What is being asked:
Pick out the lines below with "Signature" and list them.

Dataset rows:
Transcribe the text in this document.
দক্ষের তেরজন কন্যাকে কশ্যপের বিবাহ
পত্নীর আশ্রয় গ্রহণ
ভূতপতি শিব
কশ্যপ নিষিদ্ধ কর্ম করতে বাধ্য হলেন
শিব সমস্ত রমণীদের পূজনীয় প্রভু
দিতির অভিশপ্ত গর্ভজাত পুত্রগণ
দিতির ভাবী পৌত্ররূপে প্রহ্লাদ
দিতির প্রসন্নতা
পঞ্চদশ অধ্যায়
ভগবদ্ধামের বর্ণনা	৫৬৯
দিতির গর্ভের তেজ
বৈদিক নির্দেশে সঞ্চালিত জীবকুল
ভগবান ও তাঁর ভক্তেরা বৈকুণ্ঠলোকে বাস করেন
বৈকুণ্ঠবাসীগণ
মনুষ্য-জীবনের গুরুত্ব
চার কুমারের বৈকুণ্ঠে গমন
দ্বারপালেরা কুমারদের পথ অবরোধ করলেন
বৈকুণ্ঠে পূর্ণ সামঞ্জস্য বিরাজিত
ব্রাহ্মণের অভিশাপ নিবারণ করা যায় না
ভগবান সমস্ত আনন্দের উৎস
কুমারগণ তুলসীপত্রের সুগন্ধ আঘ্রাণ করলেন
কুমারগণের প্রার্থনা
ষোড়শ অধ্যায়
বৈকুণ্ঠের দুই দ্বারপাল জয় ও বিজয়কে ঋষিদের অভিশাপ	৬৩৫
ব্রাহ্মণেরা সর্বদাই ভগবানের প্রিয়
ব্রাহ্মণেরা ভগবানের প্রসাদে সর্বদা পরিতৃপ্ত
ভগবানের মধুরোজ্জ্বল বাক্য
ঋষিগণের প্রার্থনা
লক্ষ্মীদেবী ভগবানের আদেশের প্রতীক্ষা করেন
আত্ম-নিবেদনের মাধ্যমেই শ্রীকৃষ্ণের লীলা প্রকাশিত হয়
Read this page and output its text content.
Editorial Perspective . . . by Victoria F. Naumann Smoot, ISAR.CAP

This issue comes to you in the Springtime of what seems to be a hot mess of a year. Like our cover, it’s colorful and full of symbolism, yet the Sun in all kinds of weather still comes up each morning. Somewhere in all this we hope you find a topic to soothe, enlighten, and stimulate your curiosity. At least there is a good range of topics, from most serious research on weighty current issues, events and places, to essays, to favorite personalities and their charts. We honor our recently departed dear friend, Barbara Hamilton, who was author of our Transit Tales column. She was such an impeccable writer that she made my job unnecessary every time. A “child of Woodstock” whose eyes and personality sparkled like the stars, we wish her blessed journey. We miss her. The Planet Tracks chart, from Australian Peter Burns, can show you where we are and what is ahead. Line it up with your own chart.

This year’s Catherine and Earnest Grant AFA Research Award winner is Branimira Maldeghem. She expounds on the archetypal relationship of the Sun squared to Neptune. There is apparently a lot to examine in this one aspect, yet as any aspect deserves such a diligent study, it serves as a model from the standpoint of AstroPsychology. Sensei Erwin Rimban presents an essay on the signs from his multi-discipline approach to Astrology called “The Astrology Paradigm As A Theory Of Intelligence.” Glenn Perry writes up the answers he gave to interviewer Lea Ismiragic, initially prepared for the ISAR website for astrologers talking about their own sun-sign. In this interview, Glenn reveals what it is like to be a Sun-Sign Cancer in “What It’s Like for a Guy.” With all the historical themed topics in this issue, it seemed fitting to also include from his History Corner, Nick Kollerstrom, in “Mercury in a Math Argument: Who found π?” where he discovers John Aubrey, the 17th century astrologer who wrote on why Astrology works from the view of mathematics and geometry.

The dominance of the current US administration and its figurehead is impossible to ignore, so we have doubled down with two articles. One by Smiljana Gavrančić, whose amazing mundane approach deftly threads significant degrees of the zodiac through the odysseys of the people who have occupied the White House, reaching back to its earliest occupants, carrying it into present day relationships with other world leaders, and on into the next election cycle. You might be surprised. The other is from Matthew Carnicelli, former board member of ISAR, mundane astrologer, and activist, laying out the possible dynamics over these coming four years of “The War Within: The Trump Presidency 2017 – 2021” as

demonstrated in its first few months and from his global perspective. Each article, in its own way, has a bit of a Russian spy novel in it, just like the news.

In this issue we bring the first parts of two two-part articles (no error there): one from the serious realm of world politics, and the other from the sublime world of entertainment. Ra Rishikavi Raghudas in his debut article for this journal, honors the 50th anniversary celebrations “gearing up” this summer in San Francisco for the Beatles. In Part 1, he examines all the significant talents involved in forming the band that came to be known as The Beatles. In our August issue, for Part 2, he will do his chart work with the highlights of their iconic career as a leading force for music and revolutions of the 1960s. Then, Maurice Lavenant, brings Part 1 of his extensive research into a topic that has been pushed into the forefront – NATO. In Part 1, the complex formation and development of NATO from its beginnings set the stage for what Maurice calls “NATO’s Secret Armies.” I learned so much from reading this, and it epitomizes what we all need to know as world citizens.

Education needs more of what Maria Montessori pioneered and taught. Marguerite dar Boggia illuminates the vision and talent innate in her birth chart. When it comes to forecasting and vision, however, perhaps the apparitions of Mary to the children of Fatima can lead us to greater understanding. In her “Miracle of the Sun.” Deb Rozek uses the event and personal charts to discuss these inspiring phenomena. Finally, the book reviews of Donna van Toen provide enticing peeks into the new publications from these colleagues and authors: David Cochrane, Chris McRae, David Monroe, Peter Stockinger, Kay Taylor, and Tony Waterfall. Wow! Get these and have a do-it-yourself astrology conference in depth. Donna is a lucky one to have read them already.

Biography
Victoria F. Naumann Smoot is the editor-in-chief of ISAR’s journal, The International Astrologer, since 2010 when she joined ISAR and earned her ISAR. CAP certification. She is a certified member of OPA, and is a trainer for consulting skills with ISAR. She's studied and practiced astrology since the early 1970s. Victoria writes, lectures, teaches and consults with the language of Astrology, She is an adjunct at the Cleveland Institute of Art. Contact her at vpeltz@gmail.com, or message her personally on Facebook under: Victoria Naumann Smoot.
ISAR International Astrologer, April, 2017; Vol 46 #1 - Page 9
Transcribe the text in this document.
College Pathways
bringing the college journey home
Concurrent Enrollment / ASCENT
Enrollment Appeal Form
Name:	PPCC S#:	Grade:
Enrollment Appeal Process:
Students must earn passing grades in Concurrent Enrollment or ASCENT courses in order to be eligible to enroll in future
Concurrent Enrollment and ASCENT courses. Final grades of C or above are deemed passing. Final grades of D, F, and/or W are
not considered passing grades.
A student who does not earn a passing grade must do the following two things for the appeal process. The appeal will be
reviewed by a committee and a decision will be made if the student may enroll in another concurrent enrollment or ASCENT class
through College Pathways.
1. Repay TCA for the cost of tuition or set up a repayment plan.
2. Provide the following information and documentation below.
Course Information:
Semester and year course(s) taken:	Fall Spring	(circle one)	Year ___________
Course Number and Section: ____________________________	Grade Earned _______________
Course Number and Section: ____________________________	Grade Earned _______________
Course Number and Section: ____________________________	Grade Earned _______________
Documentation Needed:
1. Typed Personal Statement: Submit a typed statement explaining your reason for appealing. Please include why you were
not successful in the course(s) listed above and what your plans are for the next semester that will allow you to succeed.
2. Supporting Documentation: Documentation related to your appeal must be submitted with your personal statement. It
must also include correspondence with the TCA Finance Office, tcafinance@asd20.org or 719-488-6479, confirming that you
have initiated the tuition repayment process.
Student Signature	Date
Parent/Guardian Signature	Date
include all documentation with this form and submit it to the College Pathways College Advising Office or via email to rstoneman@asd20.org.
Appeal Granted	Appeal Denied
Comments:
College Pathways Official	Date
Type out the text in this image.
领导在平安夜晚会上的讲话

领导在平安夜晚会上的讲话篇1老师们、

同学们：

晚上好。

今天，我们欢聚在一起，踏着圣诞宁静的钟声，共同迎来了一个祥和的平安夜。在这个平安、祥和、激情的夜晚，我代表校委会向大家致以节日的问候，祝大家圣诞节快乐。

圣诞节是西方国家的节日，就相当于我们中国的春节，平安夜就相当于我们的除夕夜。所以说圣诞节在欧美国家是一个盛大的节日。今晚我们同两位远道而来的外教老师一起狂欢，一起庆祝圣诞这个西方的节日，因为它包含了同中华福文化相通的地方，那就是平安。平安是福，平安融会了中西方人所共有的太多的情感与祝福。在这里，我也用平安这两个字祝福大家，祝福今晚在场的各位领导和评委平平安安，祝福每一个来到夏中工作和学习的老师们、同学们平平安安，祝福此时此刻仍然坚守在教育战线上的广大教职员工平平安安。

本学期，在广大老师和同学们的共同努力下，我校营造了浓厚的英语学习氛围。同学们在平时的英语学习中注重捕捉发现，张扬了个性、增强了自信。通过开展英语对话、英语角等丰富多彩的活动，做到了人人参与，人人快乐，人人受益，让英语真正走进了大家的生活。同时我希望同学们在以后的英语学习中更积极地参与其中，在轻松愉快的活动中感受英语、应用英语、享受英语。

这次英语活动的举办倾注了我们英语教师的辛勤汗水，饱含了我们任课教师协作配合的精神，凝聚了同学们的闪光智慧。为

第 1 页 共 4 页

Written solution:
Student Signature	Date
Parent/Guardian Signature	Date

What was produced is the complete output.